GIVEN TASK:
Reproduce the full listing below unchanged, apart from the pictures.

[Collected data entries]
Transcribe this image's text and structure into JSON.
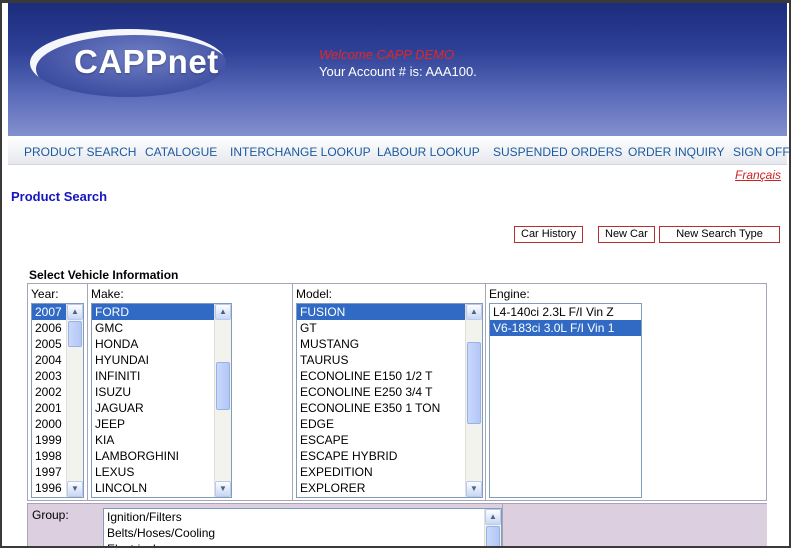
{
  "brand": {
    "logo_text": "CAPPnet"
  },
  "header": {
    "welcome": "Welcome CAPP DEMO",
    "account": "Your Account # is: AAA100."
  },
  "nav": [
    "PRODUCT SEARCH",
    "CATALOGUE",
    "INTERCHANGE LOOKUP",
    "LABOUR LOOKUP",
    "SUSPENDED ORDERS",
    "ORDER INQUIRY",
    "SIGN OFF"
  ],
  "language_link": "Français",
  "page_title": "Product Search",
  "buttons": {
    "car_history": "Car History",
    "new_car": "New Car",
    "new_search_type": "New Search Type"
  },
  "vehicle": {
    "section_title": "Select Vehicle Information",
    "year": {
      "label": "Year:",
      "options": [
        "2007",
        "2006",
        "2005",
        "2004",
        "2003",
        "2002",
        "2001",
        "2000",
        "1999",
        "1998",
        "1997",
        "1996"
      ],
      "selected": "2007"
    },
    "make": {
      "label": "Make:",
      "options": [
        "FORD",
        "GMC",
        "HONDA",
        "HYUNDAI",
        "INFINITI",
        "ISUZU",
        "JAGUAR",
        "JEEP",
        "KIA",
        "LAMBORGHINI",
        "LEXUS",
        "LINCOLN"
      ],
      "selected": "FORD"
    },
    "model": {
      "label": "Model:",
      "options": [
        "FUSION",
        "GT",
        "MUSTANG",
        "TAURUS",
        "ECONOLINE E150 1/2 T",
        "ECONOLINE E250 3/4 T",
        "ECONOLINE E350 1 TON",
        "EDGE",
        "ESCAPE",
        "ESCAPE HYBRID",
        "EXPEDITION",
        "EXPLORER"
      ],
      "selected": "FUSION"
    },
    "engine": {
      "label": "Engine:",
      "options": [
        "L4-140ci 2.3L F/I Vin Z",
        "V6-183ci 3.0L F/I Vin 1"
      ],
      "selected": "V6-183ci 3.0L F/I Vin 1"
    }
  },
  "group": {
    "label": "Group:",
    "options": [
      "Ignition/Filters",
      "Belts/Hoses/Cooling",
      "Electrical"
    ]
  },
  "colors": {
    "nav_text": "#1a5aa0",
    "selection": "#316ac5",
    "welcome": "#e52525"
  }
}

TASK ANSWER:
Transcribe this image's text and structure into JSON.
{
  "brand": {
    "logo_text": "CAPPnet"
  },
  "header": {
    "welcome": "Welcome CAPP DEMO",
    "account": "Your Account # is: AAA100."
  },
  "nav": [
    "PRODUCT SEARCH",
    "CATALOGUE",
    "INTERCHANGE LOOKUP",
    "LABOUR LOOKUP",
    "SUSPENDED ORDERS",
    "ORDER INQUIRY",
    "SIGN OFF"
  ],
  "language_link": "Français",
  "page_title": "Product Search",
  "buttons": {
    "car_history": "Car History",
    "new_car": "New Car",
    "new_search_type": "New Search Type"
  },
  "vehicle": {
    "section_title": "Select Vehicle Information",
    "year": {
      "label": "Year:",
      "options": [
        "2007",
        "2006",
        "2005",
        "2004",
        "2003",
        "2002",
        "2001",
        "2000",
        "1999",
        "1998",
        "1997",
        "1996"
      ],
      "selected": "2007"
    },
    "make": {
      "label": "Make:",
      "options": [
        "FORD",
        "GMC",
        "HONDA",
        "HYUNDAI",
        "INFINITI",
        "ISUZU",
        "JAGUAR",
        "JEEP",
        "KIA",
        "LAMBORGHINI",
        "LEXUS",
        "LINCOLN"
      ],
      "selected": "FORD"
    },
    "model": {
      "label": "Model:",
      "options": [
        "FUSION",
        "GT",
        "MUSTANG",
        "TAURUS",
        "ECONOLINE E150 1/2 T",
        "ECONOLINE E250 3/4 T",
        "ECONOLINE E350 1 TON",
        "EDGE",
        "ESCAPE",
        "ESCAPE HYBRID",
        "EXPEDITION",
        "EXPLORER"
      ],
      "selected": "FUSION"
    },
    "engine": {
      "label": "Engine:",
      "options": [
        "L4-140ci 2.3L F/I Vin Z",
        "V6-183ci 3.0L F/I Vin 1"
      ],
      "selected": "V6-183ci 3.0L F/I Vin 1"
    }
  },
  "group": {
    "label": "Group:",
    "options": [
      "Ignition/Filters",
      "Belts/Hoses/Cooling",
      "Electrical"
    ]
  },
  "colors": {
    "nav_text": "#1a5aa0",
    "selection": "#316ac5",
    "welcome": "#e52525"
  }
}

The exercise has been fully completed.